## Dataset records
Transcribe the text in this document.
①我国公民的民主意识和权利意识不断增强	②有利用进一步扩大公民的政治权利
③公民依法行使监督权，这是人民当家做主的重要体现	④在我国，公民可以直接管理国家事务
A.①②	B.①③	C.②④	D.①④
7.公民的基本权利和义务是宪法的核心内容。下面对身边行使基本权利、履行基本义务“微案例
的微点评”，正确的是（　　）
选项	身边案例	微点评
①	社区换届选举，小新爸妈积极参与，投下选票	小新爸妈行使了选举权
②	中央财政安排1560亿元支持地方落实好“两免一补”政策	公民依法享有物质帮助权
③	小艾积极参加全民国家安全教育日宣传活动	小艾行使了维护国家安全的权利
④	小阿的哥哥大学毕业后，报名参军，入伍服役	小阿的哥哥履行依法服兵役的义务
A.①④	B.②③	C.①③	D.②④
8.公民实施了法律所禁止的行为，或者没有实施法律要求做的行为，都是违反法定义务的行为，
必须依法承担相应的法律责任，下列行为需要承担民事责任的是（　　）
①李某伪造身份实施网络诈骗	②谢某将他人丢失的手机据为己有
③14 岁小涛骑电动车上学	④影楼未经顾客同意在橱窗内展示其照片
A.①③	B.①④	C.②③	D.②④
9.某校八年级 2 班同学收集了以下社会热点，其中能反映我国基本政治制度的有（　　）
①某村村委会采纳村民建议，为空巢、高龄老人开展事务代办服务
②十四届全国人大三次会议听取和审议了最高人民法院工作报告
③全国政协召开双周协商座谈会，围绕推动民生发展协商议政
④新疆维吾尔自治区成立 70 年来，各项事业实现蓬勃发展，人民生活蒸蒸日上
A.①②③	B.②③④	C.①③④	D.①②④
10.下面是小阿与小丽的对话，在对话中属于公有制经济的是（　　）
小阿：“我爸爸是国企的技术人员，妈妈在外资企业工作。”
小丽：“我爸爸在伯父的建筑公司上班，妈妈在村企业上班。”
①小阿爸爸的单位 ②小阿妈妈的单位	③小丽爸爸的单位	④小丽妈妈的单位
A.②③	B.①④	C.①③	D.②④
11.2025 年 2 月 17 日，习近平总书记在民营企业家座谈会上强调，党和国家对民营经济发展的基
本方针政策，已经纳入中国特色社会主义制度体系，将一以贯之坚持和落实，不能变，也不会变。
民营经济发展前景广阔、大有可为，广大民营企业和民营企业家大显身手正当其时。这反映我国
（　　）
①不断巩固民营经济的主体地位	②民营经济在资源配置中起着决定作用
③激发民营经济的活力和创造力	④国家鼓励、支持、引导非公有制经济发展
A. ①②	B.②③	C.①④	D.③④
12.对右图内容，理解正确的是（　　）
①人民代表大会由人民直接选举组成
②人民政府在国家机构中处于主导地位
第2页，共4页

## Task statement
Write out every record shown above, word for word.

## Solution to this problem
Transcribe the text in this document.
①我国公民的民主意识和权利意识不断增强	②有利用进一步扩大公民的政治权利
③公民依法行使监督权，这是人民当家做主的重要体现	④在我国，公民可以直接管理国家事务
A.①②	B.①③	C.②④	D.①④
7.公民的基本权利和义务是宪法的核心内容。下面对身边行使基本权利、履行基本义务“微案例
的微点评”，正确的是（　　）
选项	身边案例	微点评
①	社区换届选举，小新爸妈积极参与，投下选票	小新爸妈行使了选举权
②	中央财政安排1560亿元支持地方落实好“两免一补”政策	公民依法享有物质帮助权
③	小艾积极参加全民国家安全教育日宣传活动	小艾行使了维护国家安全的权利
④	小阿的哥哥大学毕业后，报名参军，入伍服役	小阿的哥哥履行依法服兵役的义务
A.①④	B.②③	C.①③	D.②④
8.公民实施了法律所禁止的行为，或者没有实施法律要求做的行为，都是违反法定义务的行为，
必须依法承担相应的法律责任，下列行为需要承担民事责任的是（　　）
①李某伪造身份实施网络诈骗	②谢某将他人丢失的手机据为己有
③14 岁小涛骑电动车上学	④影楼未经顾客同意在橱窗内展示其照片
A.①③	B.①④	C.②③	D.②④
9.某校八年级 2 班同学收集了以下社会热点，其中能反映我国基本政治制度的有（　　）
①某村村委会采纳村民建议，为空巢、高龄老人开展事务代办服务
②十四届全国人大三次会议听取和审议了最高人民法院工作报告
③全国政协召开双周协商座谈会，围绕推动民生发展协商议政
④新疆维吾尔自治区成立 70 年来，各项事业实现蓬勃发展，人民生活蒸蒸日上
A.①②③	B.②③④	C.①③④	D.①②④
10.下面是小阿与小丽的对话，在对话中属于公有制经济的是（　　）
小阿：“我爸爸是国企的技术人员，妈妈在外资企业工作。”
小丽：“我爸爸在伯父的建筑公司上班，妈妈在村企业上班。”
①小阿爸爸的单位 ②小阿妈妈的单位	③小丽爸爸的单位	④小丽妈妈的单位
A.②③	B.①④	C.①③	D.②④
11.2025 年 2 月 17 日，习近平总书记在民营企业家座谈会上强调，党和国家对民营经济发展的基
本方针政策，已经纳入中国特色社会主义制度体系，将一以贯之坚持和落实，不能变，也不会变。
民营经济发展前景广阔、大有可为，广大民营企业和民营企业家大显身手正当其时。这反映我国
（　　）
①不断巩固民营经济的主体地位	②民营经济在资源配置中起着决定作用
③激发民营经济的活力和创造力	④国家鼓励、支持、引导非公有制经济发展
A. ①②	B.②③	C.①④	D.③④
12.对右图内容，理解正确的是（　　）
①人民代表大会由人民直接选举组成
②人民政府在国家机构中处于主导地位
第2页，共4页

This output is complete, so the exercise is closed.